Extract every line below, verbatim.

───

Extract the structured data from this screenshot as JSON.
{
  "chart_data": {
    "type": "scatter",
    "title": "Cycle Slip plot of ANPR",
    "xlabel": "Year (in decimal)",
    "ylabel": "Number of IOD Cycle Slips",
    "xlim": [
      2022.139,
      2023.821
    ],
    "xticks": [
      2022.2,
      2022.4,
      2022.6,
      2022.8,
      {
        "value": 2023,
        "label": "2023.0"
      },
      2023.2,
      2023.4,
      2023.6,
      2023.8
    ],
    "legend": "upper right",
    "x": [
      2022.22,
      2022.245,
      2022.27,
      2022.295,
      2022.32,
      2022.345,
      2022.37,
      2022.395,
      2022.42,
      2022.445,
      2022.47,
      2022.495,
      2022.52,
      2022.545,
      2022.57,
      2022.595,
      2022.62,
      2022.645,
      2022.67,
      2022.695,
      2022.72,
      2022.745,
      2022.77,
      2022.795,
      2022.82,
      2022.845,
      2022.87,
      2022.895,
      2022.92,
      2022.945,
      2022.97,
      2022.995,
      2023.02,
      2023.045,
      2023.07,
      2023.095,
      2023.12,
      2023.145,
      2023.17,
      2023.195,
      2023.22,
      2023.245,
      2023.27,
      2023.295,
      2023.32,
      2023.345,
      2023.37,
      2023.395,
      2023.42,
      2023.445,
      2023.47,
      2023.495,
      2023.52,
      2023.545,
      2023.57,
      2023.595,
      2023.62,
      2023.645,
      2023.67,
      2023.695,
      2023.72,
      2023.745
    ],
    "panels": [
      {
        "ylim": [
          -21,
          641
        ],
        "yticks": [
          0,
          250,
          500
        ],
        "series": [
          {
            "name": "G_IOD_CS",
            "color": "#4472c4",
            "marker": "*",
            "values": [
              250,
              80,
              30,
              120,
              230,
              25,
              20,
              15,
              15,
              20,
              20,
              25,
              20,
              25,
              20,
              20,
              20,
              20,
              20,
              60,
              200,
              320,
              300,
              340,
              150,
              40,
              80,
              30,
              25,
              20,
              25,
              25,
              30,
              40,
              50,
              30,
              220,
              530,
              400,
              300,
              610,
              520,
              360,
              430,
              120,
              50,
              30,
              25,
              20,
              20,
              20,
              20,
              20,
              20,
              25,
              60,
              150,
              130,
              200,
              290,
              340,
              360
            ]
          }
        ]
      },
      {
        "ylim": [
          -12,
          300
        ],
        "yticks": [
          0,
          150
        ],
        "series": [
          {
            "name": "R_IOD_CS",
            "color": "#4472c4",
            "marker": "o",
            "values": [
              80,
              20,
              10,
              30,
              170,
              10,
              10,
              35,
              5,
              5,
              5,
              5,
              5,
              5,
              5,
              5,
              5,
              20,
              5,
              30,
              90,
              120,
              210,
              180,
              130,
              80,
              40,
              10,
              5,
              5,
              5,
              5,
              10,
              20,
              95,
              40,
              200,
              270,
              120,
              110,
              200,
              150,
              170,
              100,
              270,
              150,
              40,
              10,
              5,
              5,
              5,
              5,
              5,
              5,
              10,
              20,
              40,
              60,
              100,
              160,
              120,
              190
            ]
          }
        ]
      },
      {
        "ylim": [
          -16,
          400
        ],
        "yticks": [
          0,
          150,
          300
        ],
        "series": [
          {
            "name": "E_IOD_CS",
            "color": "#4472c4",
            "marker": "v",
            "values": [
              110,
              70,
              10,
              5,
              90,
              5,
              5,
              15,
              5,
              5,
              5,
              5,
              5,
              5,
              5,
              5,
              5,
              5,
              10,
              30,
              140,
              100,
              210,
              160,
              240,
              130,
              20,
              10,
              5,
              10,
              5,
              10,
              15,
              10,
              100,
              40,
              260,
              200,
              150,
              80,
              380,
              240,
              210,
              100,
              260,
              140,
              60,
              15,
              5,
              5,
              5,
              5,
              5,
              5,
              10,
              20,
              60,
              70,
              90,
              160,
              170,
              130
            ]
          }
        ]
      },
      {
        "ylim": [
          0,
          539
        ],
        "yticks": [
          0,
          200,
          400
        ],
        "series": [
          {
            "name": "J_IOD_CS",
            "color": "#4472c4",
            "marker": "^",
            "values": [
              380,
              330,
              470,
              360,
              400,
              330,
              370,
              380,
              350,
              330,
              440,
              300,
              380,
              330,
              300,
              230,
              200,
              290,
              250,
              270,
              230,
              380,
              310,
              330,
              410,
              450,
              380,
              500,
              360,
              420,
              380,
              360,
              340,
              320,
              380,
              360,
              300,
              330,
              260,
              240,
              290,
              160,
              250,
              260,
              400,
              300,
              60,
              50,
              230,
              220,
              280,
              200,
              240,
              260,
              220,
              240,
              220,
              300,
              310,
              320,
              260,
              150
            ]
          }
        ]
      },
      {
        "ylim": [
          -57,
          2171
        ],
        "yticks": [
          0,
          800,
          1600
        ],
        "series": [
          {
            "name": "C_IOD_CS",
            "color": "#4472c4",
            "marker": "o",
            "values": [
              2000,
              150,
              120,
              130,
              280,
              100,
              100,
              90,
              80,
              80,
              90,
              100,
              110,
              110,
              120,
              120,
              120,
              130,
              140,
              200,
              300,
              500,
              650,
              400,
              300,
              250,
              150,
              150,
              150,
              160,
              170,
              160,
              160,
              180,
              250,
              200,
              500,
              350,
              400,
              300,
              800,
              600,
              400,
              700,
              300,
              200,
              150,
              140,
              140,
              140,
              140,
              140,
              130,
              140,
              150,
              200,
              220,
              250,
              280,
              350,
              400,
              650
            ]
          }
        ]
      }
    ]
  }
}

───

▸ **PROBLEM SOLUTION**
Extract the structured data from this screenshot as JSON.
{
  "chart_data": {
    "type": "scatter",
    "title": "Cycle Slip plot of ANPR",
    "xlabel": "Year (in decimal)",
    "ylabel": "Number of IOD Cycle Slips",
    "xlim": [
      2022.139,
      2023.821
    ],
    "xticks": [
      2022.2,
      2022.4,
      2022.6,
      2022.8,
      {
        "value": 2023,
        "label": "2023.0"
      },
      2023.2,
      2023.4,
      2023.6,
      2023.8
    ],
    "legend": "upper right",
    "x": [
      2022.22,
      2022.245,
      2022.27,
      2022.295,
      2022.32,
      2022.345,
      2022.37,
      2022.395,
      2022.42,
      2022.445,
      2022.47,
      2022.495,
      2022.52,
      2022.545,
      2022.57,
      2022.595,
      2022.62,
      2022.645,
      2022.67,
      2022.695,
      2022.72,
      2022.745,
      2022.77,
      2022.795,
      2022.82,
      2022.845,
      2022.87,
      2022.895,
      2022.92,
      2022.945,
      2022.97,
      2022.995,
      2023.02,
      2023.045,
      2023.07,
      2023.095,
      2023.12,
      2023.145,
      2023.17,
      2023.195,
      2023.22,
      2023.245,
      2023.27,
      2023.295,
      2023.32,
      2023.345,
      2023.37,
      2023.395,
      2023.42,
      2023.445,
      2023.47,
      2023.495,
      2023.52,
      2023.545,
      2023.57,
      2023.595,
      2023.62,
      2023.645,
      2023.67,
      2023.695,
      2023.72,
      2023.745
    ],
    "panels": [
      {
        "ylim": [
          -21,
          641
        ],
        "yticks": [
          0,
          250,
          500
        ],
        "series": [
          {
            "name": "G_IOD_CS",
            "color": "#4472c4",
            "marker": "*",
            "values": [
              250,
              80,
              30,
              120,
              230,
              25,
              20,
              15,
              15,
              20,
              20,
              25,
              20,
              25,
              20,
              20,
              20,
              20,
              20,
              60,
              200,
              320,
              300,
              340,
              150,
              40,
              80,
              30,
              25,
              20,
              25,
              25,
              30,
              40,
              50,
              30,
              220,
              530,
              400,
              300,
              610,
              520,
              360,
              430,
              120,
              50,
              30,
              25,
              20,
              20,
              20,
              20,
              20,
              20,
              25,
              60,
              150,
              130,
              200,
              290,
              340,
              360
            ]
          }
        ]
      },
      {
        "ylim": [
          -12,
          300
        ],
        "yticks": [
          0,
          150
        ],
        "series": [
          {
            "name": "R_IOD_CS",
            "color": "#4472c4",
            "marker": "o",
            "values": [
              80,
              20,
              10,
              30,
              170,
              10,
              10,
              35,
              5,
              5,
              5,
              5,
              5,
              5,
              5,
              5,
              5,
              20,
              5,
              30,
              90,
              120,
              210,
              180,
              130,
              80,
              40,
              10,
              5,
              5,
              5,
              5,
              10,
              20,
              95,
              40,
              200,
              270,
              120,
              110,
              200,
              150,
              170,
              100,
              270,
              150,
              40,
              10,
              5,
              5,
              5,
              5,
              5,
              5,
              10,
              20,
              40,
              60,
              100,
              160,
              120,
              190
            ]
          }
        ]
      },
      {
        "ylim": [
          -16,
          400
        ],
        "yticks": [
          0,
          150,
          300
        ],
        "series": [
          {
            "name": "E_IOD_CS",
            "color": "#4472c4",
            "marker": "v",
            "values": [
              110,
              70,
              10,
              5,
              90,
              5,
              5,
              15,
              5,
              5,
              5,
              5,
              5,
              5,
              5,
              5,
              5,
              5,
              10,
              30,
              140,
              100,
              210,
              160,
              240,
              130,
              20,
              10,
              5,
              10,
              5,
              10,
              15,
              10,
              100,
              40,
              260,
              200,
              150,
              80,
              380,
              240,
              210,
              100,
              260,
              140,
              60,
              15,
              5,
              5,
              5,
              5,
              5,
              5,
              10,
              20,
              60,
              70,
              90,
              160,
              170,
              130
            ]
          }
        ]
      },
      {
        "ylim": [
          0,
          539
        ],
        "yticks": [
          0,
          200,
          400
        ],
        "series": [
          {
            "name": "J_IOD_CS",
            "color": "#4472c4",
            "marker": "^",
            "values": [
              380,
              330,
              470,
              360,
              400,
              330,
              370,
              380,
              350,
              330,
              440,
              300,
              380,
              330,
              300,
              230,
              200,
              290,
              250,
              270,
              230,
              380,
              310,
              330,
              410,
              450,
              380,
              500,
              360,
              420,
              380,
              360,
              340,
              320,
              380,
              360,
              300,
              330,
              260,
              240,
              290,
              160,
              250,
              260,
              400,
              300,
              60,
              50,
              230,
              220,
              280,
              200,
              240,
              260,
              220,
              240,
              220,
              300,
              310,
              320,
              260,
              150
            ]
          }
        ]
      },
      {
        "ylim": [
          -57,
          2171
        ],
        "yticks": [
          0,
          800,
          1600
        ],
        "series": [
          {
            "name": "C_IOD_CS",
            "color": "#4472c4",
            "marker": "o",
            "values": [
              2000,
              150,
              120,
              130,
              280,
              100,
              100,
              90,
              80,
              80,
              90,
              100,
              110,
              110,
              120,
              120,
              120,
              130,
              140,
              200,
              300,
              500,
              650,
              400,
              300,
              250,
              150,
              150,
              150,
              160,
              170,
              160,
              160,
              180,
              250,
              200,
              500,
              350,
              400,
              300,
              800,
              600,
              400,
              700,
              300,
              200,
              150,
              140,
              140,
              140,
              140,
              140,
              130,
              140,
              150,
              200,
              220,
              250,
              280,
              350,
              400,
              650
            ]
          }
        ]
      }
    ]
  }
}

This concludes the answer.